==== Extracted entries

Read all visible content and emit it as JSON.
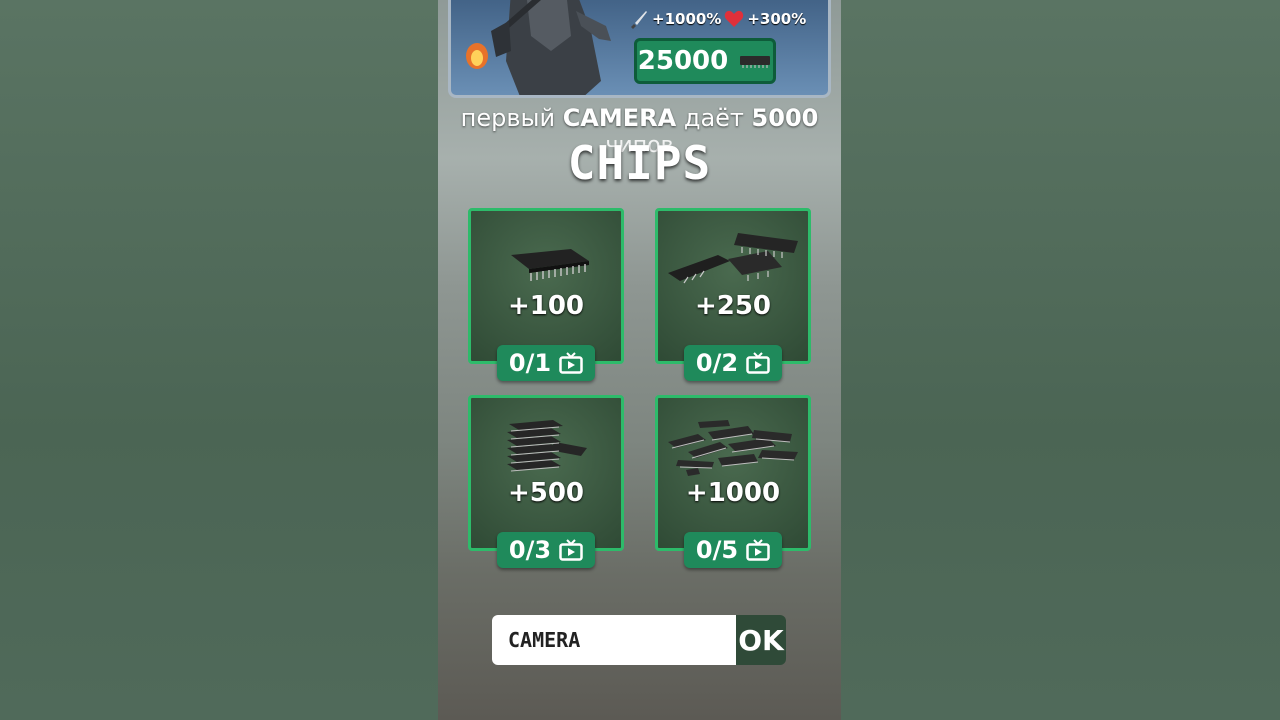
{
  "offer": {
    "damage_bonus": "+1000%",
    "health_bonus": "+300%",
    "price": "25000",
    "icons": {
      "damage": "knife-icon",
      "health": "heart-icon",
      "currency": "chip-icon"
    }
  },
  "bonus_text": {
    "prefix": "первый",
    "code": "CAMERA",
    "middle": "даёт",
    "amount": "5000",
    "line2": "чипов"
  },
  "title": "CHIPS",
  "rewards": [
    {
      "amount": "+100",
      "progress": "0/1"
    },
    {
      "amount": "+250",
      "progress": "0/2"
    },
    {
      "amount": "+500",
      "progress": "0/3"
    },
    {
      "amount": "+1000",
      "progress": "0/5"
    }
  ],
  "code_input": {
    "value": "CAMERA"
  },
  "ok_label": "OK",
  "colors": {
    "accent_green": "#1f8a5b",
    "card_border": "#2dbb6a",
    "banner_blue": "#4a6d94"
  }
}
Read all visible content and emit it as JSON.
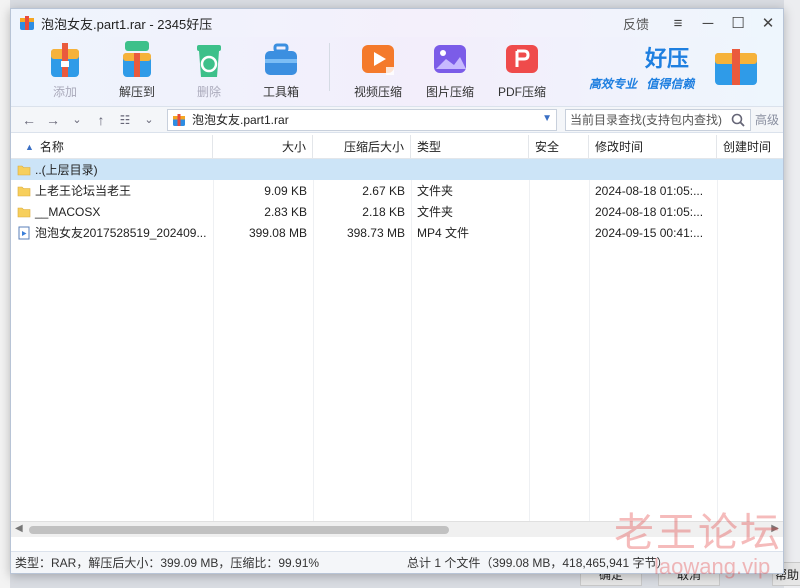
{
  "window": {
    "title": "泡泡女友.part1.rar - 2345好压",
    "feedback_label": "反馈",
    "menu_label": "≡",
    "minimize_label": "─",
    "maximize_label": "☐",
    "close_label": "✕"
  },
  "toolbar": {
    "tools": [
      {
        "label": "添加",
        "icon": "add-archive-icon",
        "enabled": false
      },
      {
        "label": "解压到",
        "icon": "extract-icon",
        "enabled": true
      },
      {
        "label": "删除",
        "icon": "recycle-delete-icon",
        "enabled": false
      },
      {
        "label": "工具箱",
        "icon": "toolbox-icon",
        "enabled": true
      },
      {
        "label": "视频压缩",
        "icon": "video-compress-icon",
        "enabled": true
      },
      {
        "label": "图片压缩",
        "icon": "image-compress-icon",
        "enabled": true
      },
      {
        "label": "PDF压缩",
        "icon": "pdf-compress-icon",
        "enabled": true
      }
    ],
    "brand": {
      "name": "好压",
      "slogan_1": "高效专业",
      "slogan_2": "值得信赖"
    }
  },
  "address": {
    "path": "泡泡女友.part1.rar",
    "search_placeholder": "当前目录查找(支持包内查找)",
    "advanced_label": "高级"
  },
  "table": {
    "columns": [
      "名称",
      "大小",
      "压缩后大小",
      "类型",
      "安全",
      "修改时间",
      "创建时间"
    ],
    "rows": [
      {
        "name": "..(上层目录)",
        "size": "",
        "packed": "",
        "type": "",
        "security": "",
        "modified": "",
        "created": "",
        "icon": "folder-icon",
        "selected": true
      },
      {
        "name": "上老王论坛当老王",
        "size": "9.09 KB",
        "packed": "2.67 KB",
        "type": "文件夹",
        "security": "",
        "modified": "2024-08-18 01:05:...",
        "created": "",
        "icon": "folder-icon",
        "selected": false
      },
      {
        "name": "__MACOSX",
        "size": "2.83 KB",
        "packed": "2.18 KB",
        "type": "文件夹",
        "security": "",
        "modified": "2024-08-18 01:05:...",
        "created": "",
        "icon": "folder-icon",
        "selected": false
      },
      {
        "name": "泡泡女友2017528519_202409...",
        "size": "399.08 MB",
        "packed": "398.73 MB",
        "type": "MP4 文件",
        "security": "",
        "modified": "2024-09-15 00:41:...",
        "created": "",
        "icon": "video-file-icon",
        "selected": false
      }
    ]
  },
  "status": {
    "left": "类型：RAR，解压后大小：399.09 MB，压缩比：99.91%",
    "right": "总计 1 个文件（399.08 MB，418,465,941 字节）"
  },
  "watermark": {
    "line1": "老王论坛",
    "line2": "laowang.vip"
  },
  "background_buttons": {
    "ok": "确定",
    "cancel": "取消",
    "help": "帮助"
  }
}
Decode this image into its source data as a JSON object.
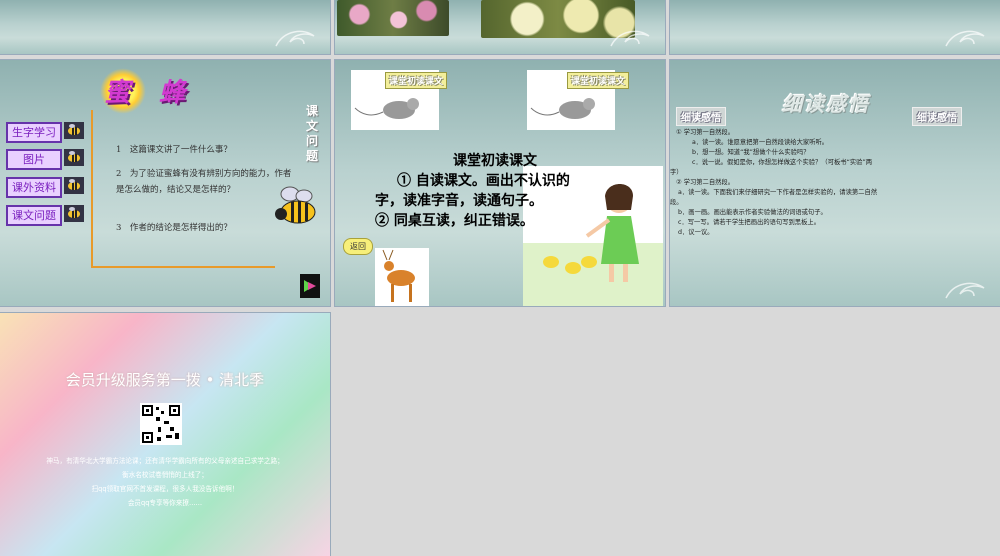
{
  "slide4": {
    "title": "蜜 蜂",
    "nav": [
      "生字学习",
      "图片",
      "课外资料",
      "课文问题"
    ],
    "questions": [
      "1　这篇课文讲了一件什么事？",
      "2　为了验证蜜蜂有没有辨别方向的能力，作者是怎么做的，结论又是怎样的？",
      "3　作者的结论是怎样得出的？"
    ],
    "vertical_title": "课文问题"
  },
  "slide5": {
    "label_left": "课堂初读课文",
    "label_right": "课堂初读课文",
    "heading": "课堂初读课文",
    "lines": [
      "① 自读课文。画出不认识的",
      "字，读准字音，读通句子。",
      "② 同桌互读，纠正错误。"
    ],
    "back": "返回"
  },
  "slide6": {
    "badge_left": "细读感悟",
    "title": "细读感悟",
    "badge_right": "细读感悟",
    "lines": [
      "① 学习第一自然段。",
      "a．读一读。谁愿意把第一自然段读给大家听听。",
      "b．想一想。知道“我”想做个什么实验吗？",
      "c．说一说。假如是你，你想怎样做这个实验？（可板书“实验”两",
      "字）",
      "② 学习第二自然段。",
      "a．读一读。下面我们来仔细研究一下作者是怎样实验的，请读第二自然",
      "段。",
      "b．画一画。画出能表示作者实验做法的词语或句子。",
      "c．写一写。请若干学生把画出的语句写到黑板上。",
      "d．议一议。"
    ]
  },
  "slide7": {
    "heading": "会员升级服务第一拨 • 清北季",
    "p1": "神马，有清华北大学霸方法论课；还有清华学霸向所有的父母亲述自己求学之路；",
    "p2": "衡水名校试卷悄悄的上线了；",
    "p3": "扫qq领取官网不首发课程，很多人我没告诉他啊！",
    "p4": "会员qq专享等你来撩……"
  },
  "colors": {
    "purple": "#7a1fbf",
    "orange": "#e89a2a",
    "yellow_label": "#f3ef9b"
  }
}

========

**Set exercise:** Copy out exactly the lines from the one with "Decode this image" through the end of the listing, both ends included, omitting any picture.

**Task response:**
Decode this image into its source data as a JSON object.
{
  "slide4": {
    "title": "蜜 蜂",
    "nav": [
      "生字学习",
      "图片",
      "课外资料",
      "课文问题"
    ],
    "questions": [
      "1　这篇课文讲了一件什么事？",
      "2　为了验证蜜蜂有没有辨别方向的能力，作者是怎么做的，结论又是怎样的？",
      "3　作者的结论是怎样得出的？"
    ],
    "vertical_title": "课文问题"
  },
  "slide5": {
    "label_left": "课堂初读课文",
    "label_right": "课堂初读课文",
    "heading": "课堂初读课文",
    "lines": [
      "① 自读课文。画出不认识的",
      "字，读准字音，读通句子。",
      "② 同桌互读，纠正错误。"
    ],
    "back": "返回"
  },
  "slide6": {
    "badge_left": "细读感悟",
    "title": "细读感悟",
    "badge_right": "细读感悟",
    "lines": [
      "① 学习第一自然段。",
      "a．读一读。谁愿意把第一自然段读给大家听听。",
      "b．想一想。知道“我”想做个什么实验吗？",
      "c．说一说。假如是你，你想怎样做这个实验？（可板书“实验”两",
      "字）",
      "② 学习第二自然段。",
      "a．读一读。下面我们来仔细研究一下作者是怎样实验的，请读第二自然",
      "段。",
      "b．画一画。画出能表示作者实验做法的词语或句子。",
      "c．写一写。请若干学生把画出的语句写到黑板上。",
      "d．议一议。"
    ]
  },
  "slide7": {
    "heading": "会员升级服务第一拨 • 清北季",
    "p1": "神马，有清华北大学霸方法论课；还有清华学霸向所有的父母亲述自己求学之路；",
    "p2": "衡水名校试卷悄悄的上线了；",
    "p3": "扫qq领取官网不首发课程，很多人我没告诉他啊！",
    "p4": "会员qq专享等你来撩……"
  },
  "colors": {
    "purple": "#7a1fbf",
    "orange": "#e89a2a",
    "yellow_label": "#f3ef9b"
  }
}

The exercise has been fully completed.